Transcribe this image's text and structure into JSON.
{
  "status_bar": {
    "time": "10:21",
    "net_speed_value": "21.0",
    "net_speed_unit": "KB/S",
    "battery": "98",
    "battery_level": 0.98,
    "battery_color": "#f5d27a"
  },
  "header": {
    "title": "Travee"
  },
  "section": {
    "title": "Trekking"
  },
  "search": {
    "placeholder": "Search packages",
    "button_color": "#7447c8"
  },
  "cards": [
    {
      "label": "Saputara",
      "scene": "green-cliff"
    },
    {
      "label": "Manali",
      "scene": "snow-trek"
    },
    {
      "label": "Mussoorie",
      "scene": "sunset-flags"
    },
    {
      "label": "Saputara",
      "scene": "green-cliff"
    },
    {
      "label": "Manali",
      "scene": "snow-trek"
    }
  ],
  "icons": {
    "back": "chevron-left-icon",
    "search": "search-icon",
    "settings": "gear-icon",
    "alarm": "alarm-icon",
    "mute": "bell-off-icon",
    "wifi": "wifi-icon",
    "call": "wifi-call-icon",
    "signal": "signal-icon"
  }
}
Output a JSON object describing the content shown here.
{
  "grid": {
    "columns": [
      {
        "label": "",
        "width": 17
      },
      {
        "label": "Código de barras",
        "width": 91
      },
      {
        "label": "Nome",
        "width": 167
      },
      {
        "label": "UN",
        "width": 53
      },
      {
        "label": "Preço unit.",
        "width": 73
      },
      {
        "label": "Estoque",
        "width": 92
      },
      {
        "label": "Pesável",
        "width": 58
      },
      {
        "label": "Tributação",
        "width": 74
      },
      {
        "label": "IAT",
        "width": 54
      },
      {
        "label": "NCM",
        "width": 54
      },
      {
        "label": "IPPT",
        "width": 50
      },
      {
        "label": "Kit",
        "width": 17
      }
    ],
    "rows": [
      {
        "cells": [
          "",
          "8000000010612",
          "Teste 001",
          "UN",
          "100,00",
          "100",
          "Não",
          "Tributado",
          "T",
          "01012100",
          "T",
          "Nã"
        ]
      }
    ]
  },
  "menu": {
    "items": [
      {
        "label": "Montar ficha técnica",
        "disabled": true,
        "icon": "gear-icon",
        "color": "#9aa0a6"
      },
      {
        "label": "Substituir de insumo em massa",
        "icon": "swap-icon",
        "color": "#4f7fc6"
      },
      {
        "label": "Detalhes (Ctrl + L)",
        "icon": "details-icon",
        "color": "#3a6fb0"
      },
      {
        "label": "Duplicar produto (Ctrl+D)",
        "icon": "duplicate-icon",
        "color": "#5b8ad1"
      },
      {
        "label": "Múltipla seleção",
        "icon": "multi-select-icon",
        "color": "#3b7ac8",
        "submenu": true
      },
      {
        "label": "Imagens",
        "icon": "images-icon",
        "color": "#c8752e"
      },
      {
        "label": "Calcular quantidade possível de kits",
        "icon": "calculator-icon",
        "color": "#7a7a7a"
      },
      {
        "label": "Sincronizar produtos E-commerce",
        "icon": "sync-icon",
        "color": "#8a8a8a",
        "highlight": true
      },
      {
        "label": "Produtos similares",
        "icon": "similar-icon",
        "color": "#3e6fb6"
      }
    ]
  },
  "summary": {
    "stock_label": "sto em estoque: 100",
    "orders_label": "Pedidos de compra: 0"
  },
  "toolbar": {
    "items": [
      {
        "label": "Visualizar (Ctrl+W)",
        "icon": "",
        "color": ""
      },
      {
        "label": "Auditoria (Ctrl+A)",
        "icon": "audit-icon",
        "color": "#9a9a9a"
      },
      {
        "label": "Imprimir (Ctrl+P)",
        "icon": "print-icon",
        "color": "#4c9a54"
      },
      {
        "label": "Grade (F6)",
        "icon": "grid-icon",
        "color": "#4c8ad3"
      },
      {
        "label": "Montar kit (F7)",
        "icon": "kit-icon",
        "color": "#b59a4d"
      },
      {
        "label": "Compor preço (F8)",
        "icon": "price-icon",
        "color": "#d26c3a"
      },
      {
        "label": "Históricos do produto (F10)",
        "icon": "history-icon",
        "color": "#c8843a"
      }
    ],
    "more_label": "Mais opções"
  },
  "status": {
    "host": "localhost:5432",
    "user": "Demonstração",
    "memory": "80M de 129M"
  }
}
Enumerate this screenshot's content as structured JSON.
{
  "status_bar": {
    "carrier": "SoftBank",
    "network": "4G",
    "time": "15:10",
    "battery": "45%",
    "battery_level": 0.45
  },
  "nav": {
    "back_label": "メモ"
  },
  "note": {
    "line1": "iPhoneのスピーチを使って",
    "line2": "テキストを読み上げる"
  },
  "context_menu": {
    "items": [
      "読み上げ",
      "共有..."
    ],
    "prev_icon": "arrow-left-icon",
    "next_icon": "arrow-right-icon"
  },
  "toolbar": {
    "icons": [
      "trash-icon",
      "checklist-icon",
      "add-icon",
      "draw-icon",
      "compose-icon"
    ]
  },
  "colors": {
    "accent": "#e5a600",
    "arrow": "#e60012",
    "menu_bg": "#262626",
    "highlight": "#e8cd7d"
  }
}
--------------------------------------------------
What the task asks
Send back every record, precisely as written.

Task answer
Transcribe this image's text and structure into JSON.
{
  "status_bar": {
    "time": "10:21",
    "net_speed_value": "21.0",
    "net_speed_unit": "KB/S",
    "battery": "98",
    "battery_level": 0.98,
    "battery_color": "#f5d27a"
  },
  "header": {
    "title": "Travee"
  },
  "section": {
    "title": "Trekking"
  },
  "search": {
    "placeholder": "Search packages",
    "button_color": "#7447c8"
  },
  "cards": [
    {
      "label": "Saputara",
      "scene": "green-cliff"
    },
    {
      "label": "Manali",
      "scene": "snow-trek"
    },
    {
      "label": "Mussoorie",
      "scene": "sunset-flags"
    },
    {
      "label": "Saputara",
      "scene": "green-cliff"
    },
    {
      "label": "Manali",
      "scene": "snow-trek"
    }
  ],
  "icons": {
    "back": "chevron-left-icon",
    "search": "search-icon",
    "settings": "gear-icon",
    "alarm": "alarm-icon",
    "mute": "bell-off-icon",
    "wifi": "wifi-icon",
    "call": "wifi-call-icon",
    "signal": "signal-icon"
  }
}
Output a JSON object describing the content shown here.
{
  "grid": {
    "columns": [
      {
        "label": "",
        "width": 17
      },
      {
        "label": "Código de barras",
        "width": 91
      },
      {
        "label": "Nome",
        "width": 167
      },
      {
        "label": "UN",
        "width": 53
      },
      {
        "label": "Preço unit.",
        "width": 73
      },
      {
        "label": "Estoque",
        "width": 92
      },
      {
        "label": "Pesável",
        "width": 58
      },
      {
        "label": "Tributação",
        "width": 74
      },
      {
        "label": "IAT",
        "width": 54
      },
      {
        "label": "NCM",
        "width": 54
      },
      {
        "label": "IPPT",
        "width": 50
      },
      {
        "label": "Kit",
        "width": 17
      }
    ],
    "rows": [
      {
        "cells": [
          "",
          "8000000010612",
          "Teste 001",
          "UN",
          "100,00",
          "100",
          "Não",
          "Tributado",
          "T",
          "01012100",
          "T",
          "Nã"
        ]
      }
    ]
  },
  "menu": {
    "items": [
      {
        "label": "Montar ficha técnica",
        "disabled": true,
        "icon": "gear-icon",
        "color": "#9aa0a6"
      },
      {
        "label": "Substituir de insumo em massa",
        "icon": "swap-icon",
        "color": "#4f7fc6"
      },
      {
        "label": "Detalhes (Ctrl + L)",
        "icon": "details-icon",
        "color": "#3a6fb0"
      },
      {
        "label": "Duplicar produto (Ctrl+D)",
        "icon": "duplicate-icon",
        "color": "#5b8ad1"
      },
      {
        "label": "Múltipla seleção",
        "icon": "multi-select-icon",
        "color": "#3b7ac8",
        "submenu": true
      },
      {
        "label": "Imagens",
        "icon": "images-icon",
        "color": "#c8752e"
      },
      {
        "label": "Calcular quantidade possível de kits",
        "icon": "calculator-icon",
        "color": "#7a7a7a"
      },
      {
        "label": "Sincronizar produtos E-commerce",
        "icon": "sync-icon",
        "color": "#8a8a8a",
        "highlight": true
      },
      {
        "label": "Produtos similares",
        "icon": "similar-icon",
        "color": "#3e6fb6"
      }
    ]
  },
  "summary": {
    "stock_label": "sto em estoque: 100",
    "orders_label": "Pedidos de compra: 0"
  },
  "toolbar": {
    "items": [
      {
        "label": "Visualizar (Ctrl+W)",
        "icon": "",
        "color": ""
      },
      {
        "label": "Auditoria (Ctrl+A)",
        "icon": "audit-icon",
        "color": "#9a9a9a"
      },
      {
        "label": "Imprimir (Ctrl+P)",
        "icon": "print-icon",
        "color": "#4c9a54"
      },
      {
        "label": "Grade (F6)",
        "icon": "grid-icon",
        "color": "#4c8ad3"
      },
      {
        "label": "Montar kit (F7)",
        "icon": "kit-icon",
        "color": "#b59a4d"
      },
      {
        "label": "Compor preço (F8)",
        "icon": "price-icon",
        "color": "#d26c3a"
      },
      {
        "label": "Históricos do produto (F10)",
        "icon": "history-icon",
        "color": "#c8843a"
      }
    ],
    "more_label": "Mais opções"
  },
  "status": {
    "host": "localhost:5432",
    "user": "Demonstração",
    "memory": "80M de 129M"
  }
}
Enumerate this screenshot's content as structured JSON.
{
  "status_bar": {
    "carrier": "SoftBank",
    "network": "4G",
    "time": "15:10",
    "battery": "45%",
    "battery_level": 0.45
  },
  "nav": {
    "back_label": "メモ"
  },
  "note": {
    "line1": "iPhoneのスピーチを使って",
    "line2": "テキストを読み上げる"
  },
  "context_menu": {
    "items": [
      "読み上げ",
      "共有..."
    ],
    "prev_icon": "arrow-left-icon",
    "next_icon": "arrow-right-icon"
  },
  "toolbar": {
    "icons": [
      "trash-icon",
      "checklist-icon",
      "add-icon",
      "draw-icon",
      "compose-icon"
    ]
  },
  "colors": {
    "accent": "#e5a600",
    "arrow": "#e60012",
    "menu_bg": "#262626",
    "highlight": "#e8cd7d"
  }
}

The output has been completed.